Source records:
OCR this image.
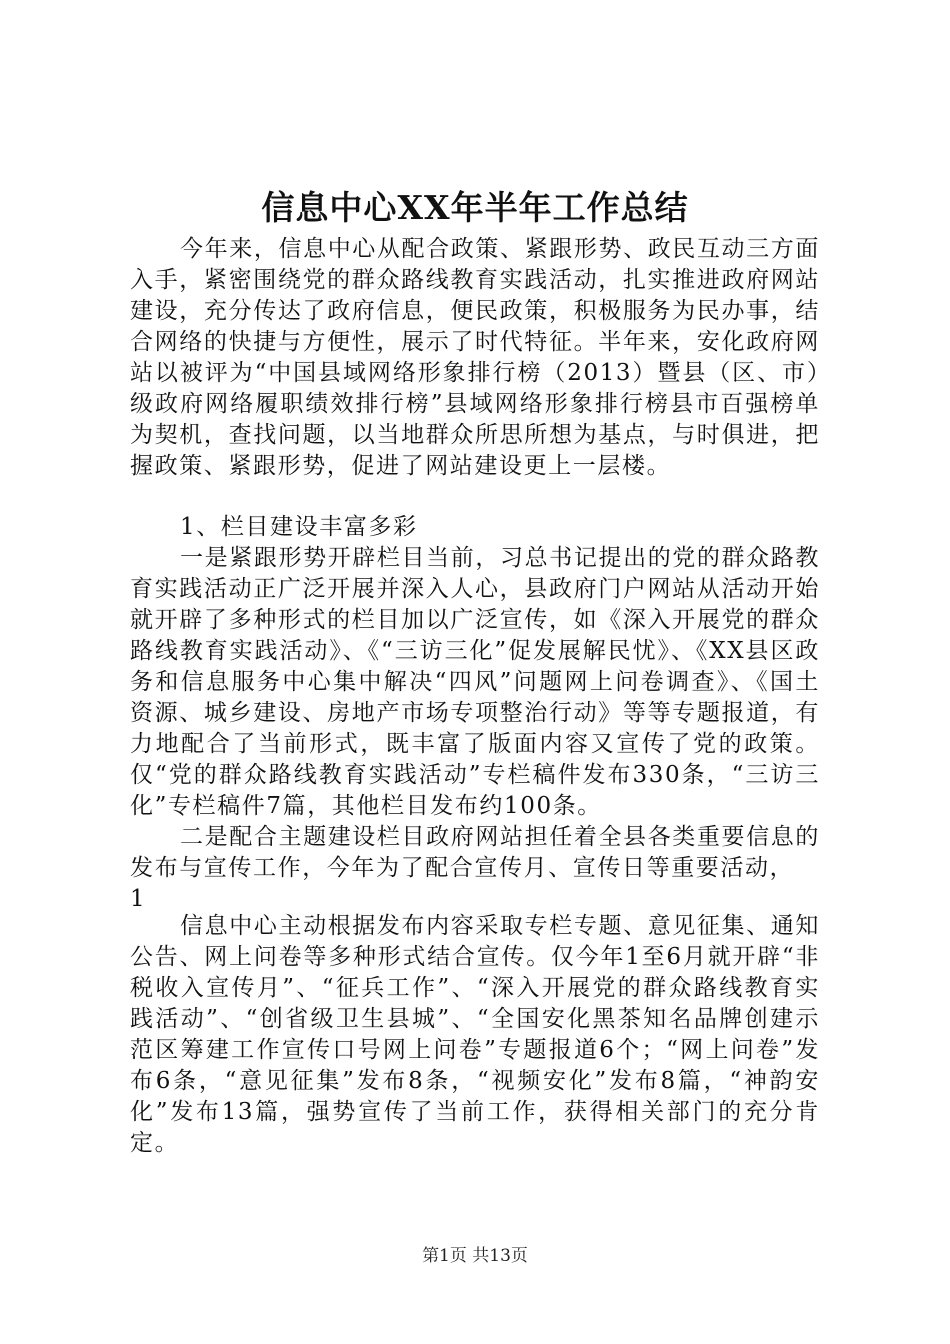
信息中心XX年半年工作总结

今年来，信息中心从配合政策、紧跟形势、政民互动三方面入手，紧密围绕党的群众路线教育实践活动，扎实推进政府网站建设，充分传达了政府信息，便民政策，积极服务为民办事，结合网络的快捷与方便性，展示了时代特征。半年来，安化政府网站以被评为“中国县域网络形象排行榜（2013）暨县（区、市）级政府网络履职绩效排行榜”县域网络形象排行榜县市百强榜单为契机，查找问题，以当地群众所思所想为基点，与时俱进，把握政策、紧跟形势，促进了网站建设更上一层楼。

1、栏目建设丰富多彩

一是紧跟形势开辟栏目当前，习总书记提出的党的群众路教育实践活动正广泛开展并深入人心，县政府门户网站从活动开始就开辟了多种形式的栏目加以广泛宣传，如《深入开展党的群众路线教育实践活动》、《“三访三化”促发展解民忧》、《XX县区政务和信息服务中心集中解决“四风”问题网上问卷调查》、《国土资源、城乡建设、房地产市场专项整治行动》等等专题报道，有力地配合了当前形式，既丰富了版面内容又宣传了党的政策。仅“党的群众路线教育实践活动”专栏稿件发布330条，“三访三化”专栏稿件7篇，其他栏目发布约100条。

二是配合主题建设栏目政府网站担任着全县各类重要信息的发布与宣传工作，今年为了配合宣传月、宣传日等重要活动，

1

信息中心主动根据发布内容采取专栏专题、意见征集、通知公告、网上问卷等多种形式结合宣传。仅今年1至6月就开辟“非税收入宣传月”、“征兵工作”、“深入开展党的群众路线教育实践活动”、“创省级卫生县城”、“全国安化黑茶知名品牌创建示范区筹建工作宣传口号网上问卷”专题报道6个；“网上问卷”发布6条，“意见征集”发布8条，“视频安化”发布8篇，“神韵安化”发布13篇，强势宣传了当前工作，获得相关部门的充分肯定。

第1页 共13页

__What is required__
Repeat each entry above word for word, leaving every picture out.

__Exercise answer__
OCR this image.
信息中心XX年半年工作总结

今年来，信息中心从配合政策、紧跟形势、政民互动三方面入手，紧密围绕党的群众路线教育实践活动，扎实推进政府网站建设，充分传达了政府信息，便民政策，积极服务为民办事，结合网络的快捷与方便性，展示了时代特征。半年来，安化政府网站以被评为“中国县域网络形象排行榜（2013）暨县（区、市）级政府网络履职绩效排行榜”县域网络形象排行榜县市百强榜单为契机，查找问题，以当地群众所思所想为基点，与时俱进，把握政策、紧跟形势，促进了网站建设更上一层楼。

1、栏目建设丰富多彩

一是紧跟形势开辟栏目当前，习总书记提出的党的群众路教育实践活动正广泛开展并深入人心，县政府门户网站从活动开始就开辟了多种形式的栏目加以广泛宣传，如《深入开展党的群众路线教育实践活动》、《“三访三化”促发展解民忧》、《XX县区政务和信息服务中心集中解决“四风”问题网上问卷调查》、《国土资源、城乡建设、房地产市场专项整治行动》等等专题报道，有力地配合了当前形式，既丰富了版面内容又宣传了党的政策。仅“党的群众路线教育实践活动”专栏稿件发布330条，“三访三化”专栏稿件7篇，其他栏目发布约100条。

二是配合主题建设栏目政府网站担任着全县各类重要信息的发布与宣传工作，今年为了配合宣传月、宣传日等重要活动，

1

信息中心主动根据发布内容采取专栏专题、意见征集、通知公告、网上问卷等多种形式结合宣传。仅今年1至6月就开辟“非税收入宣传月”、“征兵工作”、“深入开展党的群众路线教育实践活动”、“创省级卫生县城”、“全国安化黑茶知名品牌创建示范区筹建工作宣传口号网上问卷”专题报道6个；“网上问卷”发布6条，“意见征集”发布8条，“视频安化”发布8篇，“神韵安化”发布13篇，强势宣传了当前工作，获得相关部门的充分肯定。

第1页 共13页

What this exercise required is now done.